*REQUIRED WORK*. Only the number is wanted: count the lines in the data with "Jacaranda" in them.

*RECORDS FOR THE EXERCISE*.
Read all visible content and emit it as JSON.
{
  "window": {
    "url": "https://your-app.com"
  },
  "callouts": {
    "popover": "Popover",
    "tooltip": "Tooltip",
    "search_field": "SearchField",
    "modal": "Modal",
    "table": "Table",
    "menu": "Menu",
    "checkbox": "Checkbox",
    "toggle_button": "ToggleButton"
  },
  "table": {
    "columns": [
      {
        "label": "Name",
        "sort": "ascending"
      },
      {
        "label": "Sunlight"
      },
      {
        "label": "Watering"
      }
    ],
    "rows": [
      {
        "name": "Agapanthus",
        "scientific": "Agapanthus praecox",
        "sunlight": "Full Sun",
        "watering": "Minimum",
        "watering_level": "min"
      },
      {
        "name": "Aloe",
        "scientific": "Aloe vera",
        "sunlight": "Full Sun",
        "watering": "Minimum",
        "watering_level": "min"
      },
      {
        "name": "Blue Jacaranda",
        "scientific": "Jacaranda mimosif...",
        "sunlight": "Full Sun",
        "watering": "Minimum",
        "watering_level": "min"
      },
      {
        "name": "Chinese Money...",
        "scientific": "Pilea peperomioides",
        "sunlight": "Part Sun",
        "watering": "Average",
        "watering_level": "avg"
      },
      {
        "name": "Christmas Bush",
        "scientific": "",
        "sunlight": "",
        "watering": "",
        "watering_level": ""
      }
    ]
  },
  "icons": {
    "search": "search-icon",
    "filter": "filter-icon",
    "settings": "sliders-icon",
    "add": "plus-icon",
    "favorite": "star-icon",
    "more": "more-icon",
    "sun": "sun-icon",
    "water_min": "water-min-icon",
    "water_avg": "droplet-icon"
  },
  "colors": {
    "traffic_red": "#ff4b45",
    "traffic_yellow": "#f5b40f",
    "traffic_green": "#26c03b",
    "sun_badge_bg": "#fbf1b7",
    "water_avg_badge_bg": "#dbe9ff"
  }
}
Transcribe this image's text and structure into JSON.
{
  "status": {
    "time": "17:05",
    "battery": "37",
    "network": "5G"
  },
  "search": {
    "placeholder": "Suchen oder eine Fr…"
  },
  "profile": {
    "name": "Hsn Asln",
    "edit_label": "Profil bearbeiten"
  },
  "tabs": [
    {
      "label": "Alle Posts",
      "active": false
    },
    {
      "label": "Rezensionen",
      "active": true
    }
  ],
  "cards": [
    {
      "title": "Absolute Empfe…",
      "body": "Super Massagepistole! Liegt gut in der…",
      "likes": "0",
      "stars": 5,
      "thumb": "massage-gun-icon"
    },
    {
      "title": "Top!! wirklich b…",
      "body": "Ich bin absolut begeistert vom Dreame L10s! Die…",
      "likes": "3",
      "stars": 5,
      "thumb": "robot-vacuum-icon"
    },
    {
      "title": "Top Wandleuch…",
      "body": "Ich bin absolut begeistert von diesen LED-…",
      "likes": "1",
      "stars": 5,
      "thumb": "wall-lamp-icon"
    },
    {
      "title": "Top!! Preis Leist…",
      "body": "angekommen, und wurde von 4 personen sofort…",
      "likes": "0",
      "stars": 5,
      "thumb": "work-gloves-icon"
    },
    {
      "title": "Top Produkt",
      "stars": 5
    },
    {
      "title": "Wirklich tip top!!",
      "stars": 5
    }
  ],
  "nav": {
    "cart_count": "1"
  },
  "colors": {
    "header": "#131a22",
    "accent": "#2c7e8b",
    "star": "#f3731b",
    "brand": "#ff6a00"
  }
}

*RESPONSE TO THE TASK*. 2